- AIM:
Type out the records that follow, exactly as given.

- RECORDS SUPPLIED:
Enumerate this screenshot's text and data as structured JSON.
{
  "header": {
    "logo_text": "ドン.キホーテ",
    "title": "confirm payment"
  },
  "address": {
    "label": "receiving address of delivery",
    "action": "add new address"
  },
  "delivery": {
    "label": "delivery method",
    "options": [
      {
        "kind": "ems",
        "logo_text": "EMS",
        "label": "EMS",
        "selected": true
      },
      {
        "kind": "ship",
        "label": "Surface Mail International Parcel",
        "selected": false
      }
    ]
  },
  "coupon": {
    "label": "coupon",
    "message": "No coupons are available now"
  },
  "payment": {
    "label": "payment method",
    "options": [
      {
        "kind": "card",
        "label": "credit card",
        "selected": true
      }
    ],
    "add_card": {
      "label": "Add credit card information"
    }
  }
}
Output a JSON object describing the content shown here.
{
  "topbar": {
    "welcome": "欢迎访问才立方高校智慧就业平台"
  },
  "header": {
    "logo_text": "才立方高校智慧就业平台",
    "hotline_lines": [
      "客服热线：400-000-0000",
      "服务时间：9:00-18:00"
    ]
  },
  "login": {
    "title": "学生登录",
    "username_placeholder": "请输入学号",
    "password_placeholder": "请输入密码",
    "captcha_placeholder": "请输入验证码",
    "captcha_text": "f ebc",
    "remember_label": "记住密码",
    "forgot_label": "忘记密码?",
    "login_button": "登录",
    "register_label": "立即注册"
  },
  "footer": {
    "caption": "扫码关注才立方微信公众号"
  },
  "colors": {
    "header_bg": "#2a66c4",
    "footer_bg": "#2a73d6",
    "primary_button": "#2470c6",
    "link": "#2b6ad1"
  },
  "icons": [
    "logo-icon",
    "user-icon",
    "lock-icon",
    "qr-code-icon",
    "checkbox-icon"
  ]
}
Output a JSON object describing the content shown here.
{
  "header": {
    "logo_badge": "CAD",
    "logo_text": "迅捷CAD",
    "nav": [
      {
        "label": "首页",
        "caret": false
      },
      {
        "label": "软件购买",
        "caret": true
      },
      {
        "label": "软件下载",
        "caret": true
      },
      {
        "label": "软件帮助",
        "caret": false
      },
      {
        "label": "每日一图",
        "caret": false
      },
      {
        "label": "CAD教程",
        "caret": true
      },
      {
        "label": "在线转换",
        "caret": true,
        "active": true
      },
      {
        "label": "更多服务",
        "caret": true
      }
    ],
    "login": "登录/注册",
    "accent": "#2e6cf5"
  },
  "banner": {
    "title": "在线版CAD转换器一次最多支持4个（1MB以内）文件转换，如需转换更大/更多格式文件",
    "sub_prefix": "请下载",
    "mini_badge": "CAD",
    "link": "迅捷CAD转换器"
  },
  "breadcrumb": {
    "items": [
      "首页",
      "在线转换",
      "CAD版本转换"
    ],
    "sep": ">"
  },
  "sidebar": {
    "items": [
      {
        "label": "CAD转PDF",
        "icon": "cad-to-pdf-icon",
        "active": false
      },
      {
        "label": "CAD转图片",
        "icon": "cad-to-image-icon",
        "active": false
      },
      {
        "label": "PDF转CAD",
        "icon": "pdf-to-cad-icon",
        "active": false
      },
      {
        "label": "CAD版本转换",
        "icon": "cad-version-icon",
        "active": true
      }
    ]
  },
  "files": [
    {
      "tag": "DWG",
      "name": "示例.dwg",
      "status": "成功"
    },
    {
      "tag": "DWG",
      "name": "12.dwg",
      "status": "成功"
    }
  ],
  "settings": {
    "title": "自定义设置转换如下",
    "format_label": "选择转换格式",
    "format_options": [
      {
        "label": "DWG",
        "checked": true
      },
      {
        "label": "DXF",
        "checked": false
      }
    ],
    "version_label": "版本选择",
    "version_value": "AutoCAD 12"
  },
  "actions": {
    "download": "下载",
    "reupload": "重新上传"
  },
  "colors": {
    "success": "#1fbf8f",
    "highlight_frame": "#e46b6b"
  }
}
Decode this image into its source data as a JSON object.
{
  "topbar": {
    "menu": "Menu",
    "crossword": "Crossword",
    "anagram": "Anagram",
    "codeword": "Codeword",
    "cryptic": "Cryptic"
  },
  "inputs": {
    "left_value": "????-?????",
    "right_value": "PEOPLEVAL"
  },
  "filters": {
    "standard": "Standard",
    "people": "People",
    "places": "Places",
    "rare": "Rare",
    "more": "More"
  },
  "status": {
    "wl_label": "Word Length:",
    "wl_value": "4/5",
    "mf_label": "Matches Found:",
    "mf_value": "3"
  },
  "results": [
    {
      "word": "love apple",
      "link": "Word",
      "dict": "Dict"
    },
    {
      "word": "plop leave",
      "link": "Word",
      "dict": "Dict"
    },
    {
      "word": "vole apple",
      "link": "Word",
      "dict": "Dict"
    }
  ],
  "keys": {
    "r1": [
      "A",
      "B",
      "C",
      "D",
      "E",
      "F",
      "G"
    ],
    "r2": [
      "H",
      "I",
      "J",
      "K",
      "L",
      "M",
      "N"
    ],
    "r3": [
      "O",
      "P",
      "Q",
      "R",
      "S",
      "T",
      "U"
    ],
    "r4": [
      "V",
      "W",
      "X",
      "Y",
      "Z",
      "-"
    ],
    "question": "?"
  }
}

- OUTPUT OF THE EXERCISE:
Enumerate this screenshot's text and data as structured JSON.
{
  "header": {
    "logo_text": "ドン.キホーテ",
    "title": "confirm payment"
  },
  "address": {
    "label": "receiving address of delivery",
    "action": "add new address"
  },
  "delivery": {
    "label": "delivery method",
    "options": [
      {
        "kind": "ems",
        "logo_text": "EMS",
        "label": "EMS",
        "selected": true
      },
      {
        "kind": "ship",
        "label": "Surface Mail International Parcel",
        "selected": false
      }
    ]
  },
  "coupon": {
    "label": "coupon",
    "message": "No coupons are available now"
  },
  "payment": {
    "label": "payment method",
    "options": [
      {
        "kind": "card",
        "label": "credit card",
        "selected": true
      }
    ],
    "add_card": {
      "label": "Add credit card information"
    }
  }
}
Output a JSON object describing the content shown here.
{
  "topbar": {
    "welcome": "欢迎访问才立方高校智慧就业平台"
  },
  "header": {
    "logo_text": "才立方高校智慧就业平台",
    "hotline_lines": [
      "客服热线：400-000-0000",
      "服务时间：9:00-18:00"
    ]
  },
  "login": {
    "title": "学生登录",
    "username_placeholder": "请输入学号",
    "password_placeholder": "请输入密码",
    "captcha_placeholder": "请输入验证码",
    "captcha_text": "f ebc",
    "remember_label": "记住密码",
    "forgot_label": "忘记密码?",
    "login_button": "登录",
    "register_label": "立即注册"
  },
  "footer": {
    "caption": "扫码关注才立方微信公众号"
  },
  "colors": {
    "header_bg": "#2a66c4",
    "footer_bg": "#2a73d6",
    "primary_button": "#2470c6",
    "link": "#2b6ad1"
  },
  "icons": [
    "logo-icon",
    "user-icon",
    "lock-icon",
    "qr-code-icon",
    "checkbox-icon"
  ]
}
Output a JSON object describing the content shown here.
{
  "header": {
    "logo_badge": "CAD",
    "logo_text": "迅捷CAD",
    "nav": [
      {
        "label": "首页",
        "caret": false
      },
      {
        "label": "软件购买",
        "caret": true
      },
      {
        "label": "软件下载",
        "caret": true
      },
      {
        "label": "软件帮助",
        "caret": false
      },
      {
        "label": "每日一图",
        "caret": false
      },
      {
        "label": "CAD教程",
        "caret": true
      },
      {
        "label": "在线转换",
        "caret": true,
        "active": true
      },
      {
        "label": "更多服务",
        "caret": true
      }
    ],
    "login": "登录/注册",
    "accent": "#2e6cf5"
  },
  "banner": {
    "title": "在线版CAD转换器一次最多支持4个（1MB以内）文件转换，如需转换更大/更多格式文件",
    "sub_prefix": "请下载",
    "mini_badge": "CAD",
    "link": "迅捷CAD转换器"
  },
  "breadcrumb": {
    "items": [
      "首页",
      "在线转换",
      "CAD版本转换"
    ],
    "sep": ">"
  },
  "sidebar": {
    "items": [
      {
        "label": "CAD转PDF",
        "icon": "cad-to-pdf-icon",
        "active": false
      },
      {
        "label": "CAD转图片",
        "icon": "cad-to-image-icon",
        "active": false
      },
      {
        "label": "PDF转CAD",
        "icon": "pdf-to-cad-icon",
        "active": false
      },
      {
        "label": "CAD版本转换",
        "icon": "cad-version-icon",
        "active": true
      }
    ]
  },
  "files": [
    {
      "tag": "DWG",
      "name": "示例.dwg",
      "status": "成功"
    },
    {
      "tag": "DWG",
      "name": "12.dwg",
      "status": "成功"
    }
  ],
  "settings": {
    "title": "自定义设置转换如下",
    "format_label": "选择转换格式",
    "format_options": [
      {
        "label": "DWG",
        "checked": true
      },
      {
        "label": "DXF",
        "checked": false
      }
    ],
    "version_label": "版本选择",
    "version_value": "AutoCAD 12"
  },
  "actions": {
    "download": "下载",
    "reupload": "重新上传"
  },
  "colors": {
    "success": "#1fbf8f",
    "highlight_frame": "#e46b6b"
  }
}
Decode this image into its source data as a JSON object.
{
  "topbar": {
    "menu": "Menu",
    "crossword": "Crossword",
    "anagram": "Anagram",
    "codeword": "Codeword",
    "cryptic": "Cryptic"
  },
  "inputs": {
    "left_value": "????-?????",
    "right_value": "PEOPLEVAL"
  },
  "filters": {
    "standard": "Standard",
    "people": "People",
    "places": "Places",
    "rare": "Rare",
    "more": "More"
  },
  "status": {
    "wl_label": "Word Length:",
    "wl_value": "4/5",
    "mf_label": "Matches Found:",
    "mf_value": "3"
  },
  "results": [
    {
      "word": "love apple",
      "link": "Word",
      "dict": "Dict"
    },
    {
      "word": "plop leave",
      "link": "Word",
      "dict": "Dict"
    },
    {
      "word": "vole apple",
      "link": "Word",
      "dict": "Dict"
    }
  ],
  "keys": {
    "r1": [
      "A",
      "B",
      "C",
      "D",
      "E",
      "F",
      "G"
    ],
    "r2": [
      "H",
      "I",
      "J",
      "K",
      "L",
      "M",
      "N"
    ],
    "r3": [
      "O",
      "P",
      "Q",
      "R",
      "S",
      "T",
      "U"
    ],
    "r4": [
      "V",
      "W",
      "X",
      "Y",
      "Z",
      "-"
    ],
    "question": "?"
  }
}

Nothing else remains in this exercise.